WHAT YOU ARE ASKED TO DO: Output the full listing below exactly, without the pictures.

Dataset excerpts:
Begin
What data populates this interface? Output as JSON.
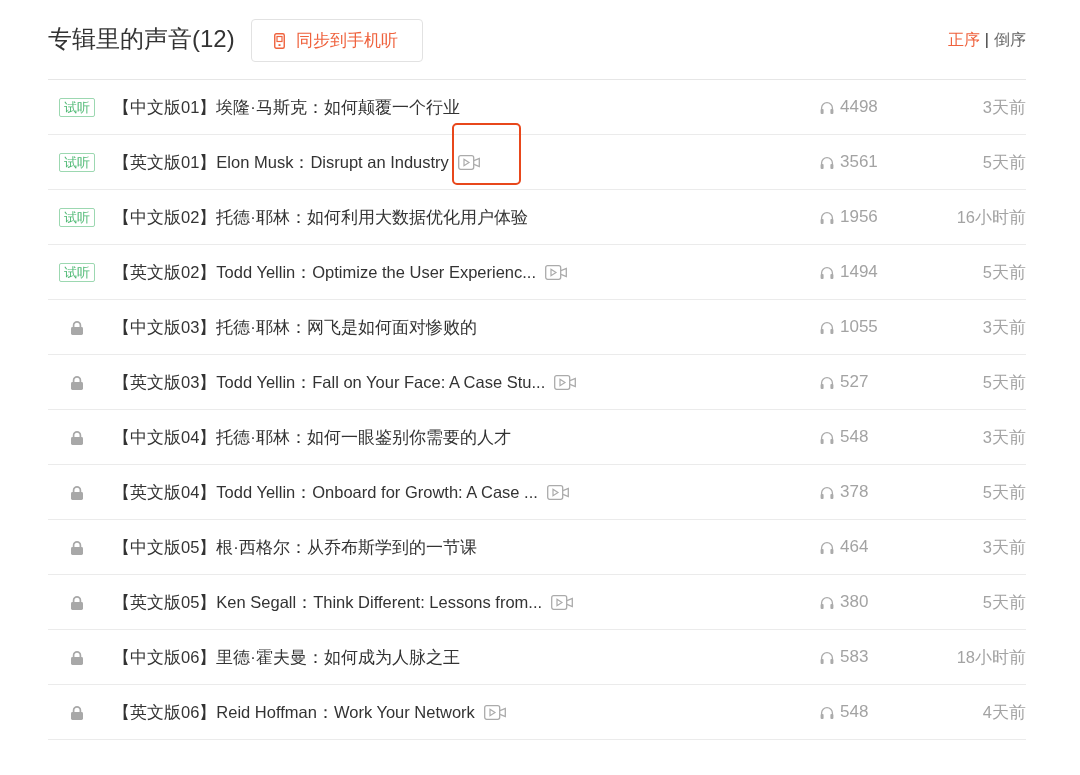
{
  "header": {
    "title": "专辑里的声音(12)",
    "sync_button": {
      "label": "同步到手机听"
    },
    "sort": [
      {
        "label": "正序",
        "selected": true
      },
      {
        "label": "倒序",
        "selected": false
      }
    ],
    "sort_separator": "|"
  },
  "rows": [
    {
      "kind": "trial",
      "badge": "试听",
      "title": "【中文版01】埃隆·马斯克：如何颠覆一个行业",
      "video": false,
      "highlighted": false,
      "plays": "4498",
      "time": "3天前"
    },
    {
      "kind": "trial",
      "badge": "试听",
      "title": "【英文版01】Elon Musk：Disrupt an Industry",
      "video": true,
      "highlighted": true,
      "plays": "3561",
      "time": "5天前"
    },
    {
      "kind": "trial",
      "badge": "试听",
      "title": "【中文版02】托德·耶林：如何利用大数据优化用户体验",
      "video": false,
      "highlighted": false,
      "plays": "1956",
      "time": "16小时前"
    },
    {
      "kind": "trial",
      "badge": "试听",
      "title": "【英文版02】Todd Yellin：Optimize the User Experienc...",
      "video": true,
      "highlighted": false,
      "plays": "1494",
      "time": "5天前"
    },
    {
      "kind": "locked",
      "title": "【中文版03】托德·耶林：网飞是如何面对惨败的",
      "video": false,
      "highlighted": false,
      "plays": "1055",
      "time": "3天前"
    },
    {
      "kind": "locked",
      "title": "【英文版03】Todd Yellin：Fall on Your Face: A Case Stu...",
      "video": true,
      "highlighted": false,
      "plays": "527",
      "time": "5天前"
    },
    {
      "kind": "locked",
      "title": "【中文版04】托德·耶林：如何一眼鉴别你需要的人才",
      "video": false,
      "highlighted": false,
      "plays": "548",
      "time": "3天前"
    },
    {
      "kind": "locked",
      "title": "【英文版04】Todd Yellin：Onboard for Growth: A Case ...",
      "video": true,
      "highlighted": false,
      "plays": "378",
      "time": "5天前"
    },
    {
      "kind": "locked",
      "title": "【中文版05】根·西格尔：从乔布斯学到的一节课",
      "video": false,
      "highlighted": false,
      "plays": "464",
      "time": "3天前"
    },
    {
      "kind": "locked",
      "title": "【英文版05】Ken Segall：Think Different: Lessons from...",
      "video": true,
      "highlighted": false,
      "plays": "380",
      "time": "5天前"
    },
    {
      "kind": "locked",
      "title": "【中文版06】里德·霍夫曼：如何成为人脉之王",
      "video": false,
      "highlighted": false,
      "plays": "583",
      "time": "18小时前"
    },
    {
      "kind": "locked",
      "title": "【英文版06】Reid Hoffman：Work Your Network",
      "video": true,
      "highlighted": false,
      "plays": "548",
      "time": "4天前"
    }
  ]
}
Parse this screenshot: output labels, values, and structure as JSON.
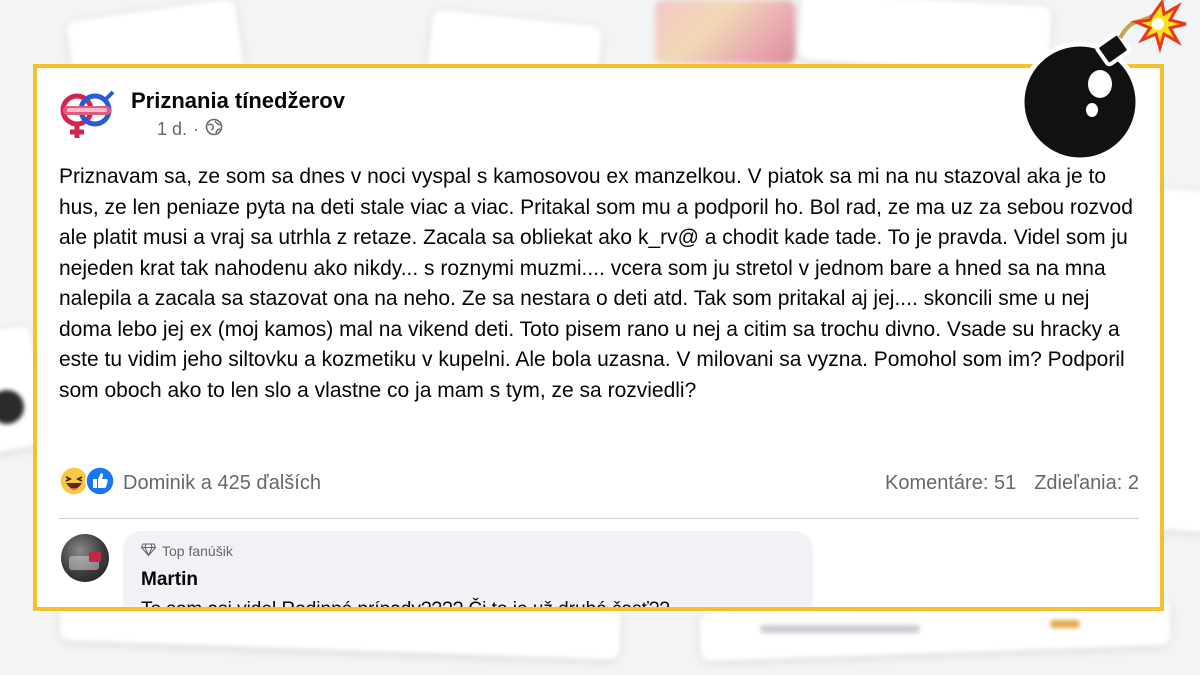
{
  "post": {
    "page_name": "Priznania tínedžerov",
    "time": "1 d.",
    "separator": "·",
    "text": "Priznavam sa, ze som sa dnes v noci vyspal s kamosovou ex manzelkou. V piatok sa mi na nu stazoval aka je to hus, ze len peniaze pyta na deti stale viac a viac. Pritakal som mu a podporil ho. Bol rad, ze ma uz za sebou rozvod ale platit musi a vraj sa utrhla z retaze. Zacala sa obliekat ako k_rv@ a chodit kade tade. To je pravda. Videl som ju nejeden krat tak nahodenu ako nikdy... s roznymi muzmi.... vcera som ju stretol v jednom bare a hned sa na mna nalepila a zacala sa stazovat ona na neho. Ze sa nestara o deti atd. Tak som pritakal aj jej.... skoncili sme u nej doma lebo jej ex (moj kamos) mal na vikend deti. Toto pisem rano u nej a citim sa trochu divno. Vsade su hracky a este tu vidim jeho siltovku a kozmetiku v kupelni. Ale bola uzasna. V milovani sa vyzna. Pomohol som im? Podporil som oboch ako to len slo a vlastne co ja mam s tym, ze sa rozviedli?"
  },
  "reactions": {
    "icons": [
      "haha-icon",
      "like-icon"
    ],
    "summary": "Dominik a 425 ďalších",
    "comments": "Komentáre: 51",
    "shares": "Zdieľania: 2"
  },
  "comment": {
    "badge": "Top fanúšik",
    "author": "Martin",
    "text": "To som asi videl Rodinné prípady???? Či to je už druhá časť??"
  },
  "colors": {
    "frame_border": "#f4c12c",
    "text_primary": "#050505",
    "text_secondary": "#65676b",
    "like_blue": "#1877f2",
    "comment_bg": "#f0f2f5"
  }
}
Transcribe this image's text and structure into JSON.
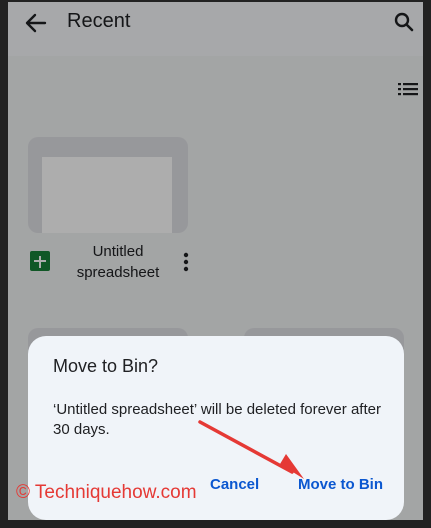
{
  "appbar": {
    "title": "Recent",
    "back_icon": "arrow-left-icon",
    "search_icon": "search-icon",
    "list_view_icon": "list-view-icon"
  },
  "file": {
    "name": "Untitled spreadsheet",
    "type_icon": "google-sheets-icon",
    "more_icon": "more-vertical-icon"
  },
  "dialog": {
    "title": "Move to Bin?",
    "message": "‘Untitled spreadsheet’ will be deleted forever after 30 days.",
    "cancel_label": "Cancel",
    "confirm_label": "Move to Bin"
  },
  "annotation": {
    "arrow_color": "#e53935"
  },
  "watermark": "© Techniquehow.com",
  "colors": {
    "accent": "#0b57d0",
    "sheets_green": "#188038"
  }
}
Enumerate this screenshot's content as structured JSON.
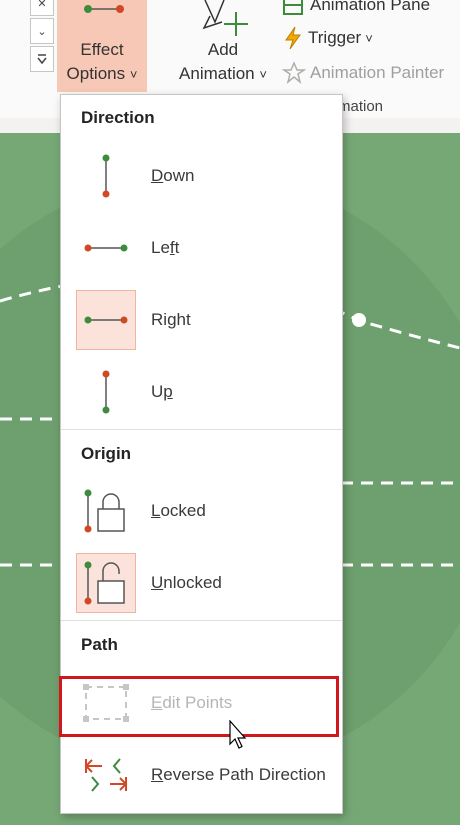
{
  "ribbon": {
    "effect_options": {
      "line1": "Effect",
      "line2": "Options",
      "chevron": "˅"
    },
    "add_animation": {
      "line1": "Add",
      "line2": "Animation",
      "chevron": "˅"
    },
    "animation_pane": "Animation Pane",
    "trigger": "Trigger",
    "trigger_chevron": "˅",
    "animation_painter": "Animation Painter",
    "group_label": "mation"
  },
  "menu": {
    "direction_header": "Direction",
    "direction_items": [
      {
        "accel": "D",
        "rest": "own",
        "icon": "vertical-line-down-icon"
      },
      {
        "pre": "Le",
        "accel": "f",
        "rest": "t",
        "icon": "horizontal-line-left-icon"
      },
      {
        "pre": "Ri",
        "accel": "g",
        "rest": "ht",
        "icon": "horizontal-line-right-icon",
        "selected": true
      },
      {
        "pre": "U",
        "accel": "p",
        "rest": "",
        "icon": "vertical-line-up-icon"
      }
    ],
    "origin_header": "Origin",
    "origin_items": [
      {
        "accel": "L",
        "rest": "ocked",
        "icon": "lock-closed-icon"
      },
      {
        "accel": "U",
        "rest": "nlocked",
        "icon": "lock-open-icon",
        "selected": true
      }
    ],
    "path_header": "Path",
    "path_items": [
      {
        "accel": "E",
        "rest": "dit Points",
        "icon": "edit-points-icon",
        "disabled": true
      },
      {
        "accel": "R",
        "rest": "everse Path Direction",
        "icon": "reverse-path-icon"
      }
    ]
  },
  "colors": {
    "green_dot": "#3d8b3d",
    "red_dot": "#d24726",
    "slide_bg": "#76a876",
    "effect_bg": "#f8c8b7",
    "highlight": "#d1171b"
  }
}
End
OUTPUT FOR THIS EXERCISE:
What data populates this interface? Output as JSON.
{
  "header": {
    "title": "专辑里的声音(12)",
    "sync_button": {
      "label": "同步到手机听"
    },
    "sort": [
      {
        "label": "正序",
        "selected": true
      },
      {
        "label": "倒序",
        "selected": false
      }
    ],
    "sort_separator": "|"
  },
  "rows": [
    {
      "kind": "trial",
      "badge": "试听",
      "title": "【中文版01】埃隆·马斯克：如何颠覆一个行业",
      "video": false,
      "highlighted": false,
      "plays": "4498",
      "time": "3天前"
    },
    {
      "kind": "trial",
      "badge": "试听",
      "title": "【英文版01】Elon Musk：Disrupt an Industry",
      "video": true,
      "highlighted": true,
      "plays": "3561",
      "time": "5天前"
    },
    {
      "kind": "trial",
      "badge": "试听",
      "title": "【中文版02】托德·耶林：如何利用大数据优化用户体验",
      "video": false,
      "highlighted": false,
      "plays": "1956",
      "time": "16小时前"
    },
    {
      "kind": "trial",
      "badge": "试听",
      "title": "【英文版02】Todd Yellin：Optimize the User Experienc...",
      "video": true,
      "highlighted": false,
      "plays": "1494",
      "time": "5天前"
    },
    {
      "kind": "locked",
      "title": "【中文版03】托德·耶林：网飞是如何面对惨败的",
      "video": false,
      "highlighted": false,
      "plays": "1055",
      "time": "3天前"
    },
    {
      "kind": "locked",
      "title": "【英文版03】Todd Yellin：Fall on Your Face: A Case Stu...",
      "video": true,
      "highlighted": false,
      "plays": "527",
      "time": "5天前"
    },
    {
      "kind": "locked",
      "title": "【中文版04】托德·耶林：如何一眼鉴别你需要的人才",
      "video": false,
      "highlighted": false,
      "plays": "548",
      "time": "3天前"
    },
    {
      "kind": "locked",
      "title": "【英文版04】Todd Yellin：Onboard for Growth: A Case ...",
      "video": true,
      "highlighted": false,
      "plays": "378",
      "time": "5天前"
    },
    {
      "kind": "locked",
      "title": "【中文版05】根·西格尔：从乔布斯学到的一节课",
      "video": false,
      "highlighted": false,
      "plays": "464",
      "time": "3天前"
    },
    {
      "kind": "locked",
      "title": "【英文版05】Ken Segall：Think Different: Lessons from...",
      "video": true,
      "highlighted": false,
      "plays": "380",
      "time": "5天前"
    },
    {
      "kind": "locked",
      "title": "【中文版06】里德·霍夫曼：如何成为人脉之王",
      "video": false,
      "highlighted": false,
      "plays": "583",
      "time": "18小时前"
    },
    {
      "kind": "locked",
      "title": "【英文版06】Reid Hoffman：Work Your Network",
      "video": true,
      "highlighted": false,
      "plays": "548",
      "time": "4天前"
    }
  ]
}
Parse this screenshot: output labels, values, and structure as JSON.
{
  "post": {
    "page_name": "Priznania tínedžerov",
    "time": "1 d.",
    "separator": "·",
    "text": "Priznavam sa, ze som sa dnes v noci vyspal s kamosovou ex manzelkou. V piatok sa mi na nu stazoval aka je to hus, ze len peniaze pyta na deti stale viac a viac. Pritakal som mu a podporil ho. Bol rad, ze ma uz za sebou rozvod ale platit musi a vraj sa utrhla z retaze. Zacala sa obliekat ako k_rv@ a chodit kade tade. To je pravda. Videl som ju nejeden krat tak nahodenu ako nikdy... s roznymi muzmi.... vcera som ju stretol v jednom bare a hned sa na mna nalepila a zacala sa stazovat ona na neho. Ze sa nestara o deti atd. Tak som pritakal aj jej.... skoncili sme u nej doma lebo jej ex (moj kamos) mal na vikend deti. Toto pisem rano u nej a citim sa trochu divno. Vsade su hracky a este tu vidim jeho siltovku a kozmetiku v kupelni. Ale bola uzasna. V milovani sa vyzna. Pomohol som im? Podporil som oboch ako to len slo a vlastne co ja mam s tym, ze sa rozviedli?"
  },
  "reactions": {
    "icons": [
      "haha-icon",
      "like-icon"
    ],
    "summary": "Dominik a 425 ďalších",
    "comments": "Komentáre: 51",
    "shares": "Zdieľania: 2"
  },
  "comment": {
    "badge": "Top fanúšik",
    "author": "Martin",
    "text": "To som asi videl Rodinné prípady???? Či to je už druhá časť??"
  },
  "colors": {
    "frame_border": "#f4c12c",
    "text_primary": "#050505",
    "text_secondary": "#65676b",
    "like_blue": "#1877f2",
    "comment_bg": "#f0f2f5"
  }
}
Transcribe this image's text and structure into JSON.
{
  "appbar": {
    "title": "Recent",
    "back_icon": "arrow-left-icon",
    "search_icon": "search-icon",
    "list_view_icon": "list-view-icon"
  },
  "file": {
    "name": "Untitled spreadsheet",
    "type_icon": "google-sheets-icon",
    "more_icon": "more-vertical-icon"
  },
  "dialog": {
    "title": "Move to Bin?",
    "message": "‘Untitled spreadsheet’ will be deleted forever after 30 days.",
    "cancel_label": "Cancel",
    "confirm_label": "Move to Bin"
  },
  "annotation": {
    "arrow_color": "#e53935"
  },
  "watermark": "© Techniquehow.com",
  "colors": {
    "accent": "#0b57d0",
    "sheets_green": "#188038"
  }
}
Enumerate this screenshot's content as structured JSON.
{
  "ribbon": {
    "effect_options": {
      "line1": "Effect",
      "line2": "Options",
      "chevron": "˅"
    },
    "add_animation": {
      "line1": "Add",
      "line2": "Animation",
      "chevron": "˅"
    },
    "animation_pane": "Animation Pane",
    "trigger": "Trigger",
    "trigger_chevron": "˅",
    "animation_painter": "Animation Painter",
    "group_label": "mation"
  },
  "menu": {
    "direction_header": "Direction",
    "direction_items": [
      {
        "accel": "D",
        "rest": "own",
        "icon": "vertical-line-down-icon"
      },
      {
        "pre": "Le",
        "accel": "f",
        "rest": "t",
        "icon": "horizontal-line-left-icon"
      },
      {
        "pre": "Ri",
        "accel": "g",
        "rest": "ht",
        "icon": "horizontal-line-right-icon",
        "selected": true
      },
      {
        "pre": "U",
        "accel": "p",
        "rest": "",
        "icon": "vertical-line-up-icon"
      }
    ],
    "origin_header": "Origin",
    "origin_items": [
      {
        "accel": "L",
        "rest": "ocked",
        "icon": "lock-closed-icon"
      },
      {
        "accel": "U",
        "rest": "nlocked",
        "icon": "lock-open-icon",
        "selected": true
      }
    ],
    "path_header": "Path",
    "path_items": [
      {
        "accel": "E",
        "rest": "dit Points",
        "icon": "edit-points-icon",
        "disabled": true
      },
      {
        "accel": "R",
        "rest": "everse Path Direction",
        "icon": "reverse-path-icon"
      }
    ]
  },
  "colors": {
    "green_dot": "#3d8b3d",
    "red_dot": "#d24726",
    "slide_bg": "#76a876",
    "effect_bg": "#f8c8b7",
    "highlight": "#d1171b"
  }
}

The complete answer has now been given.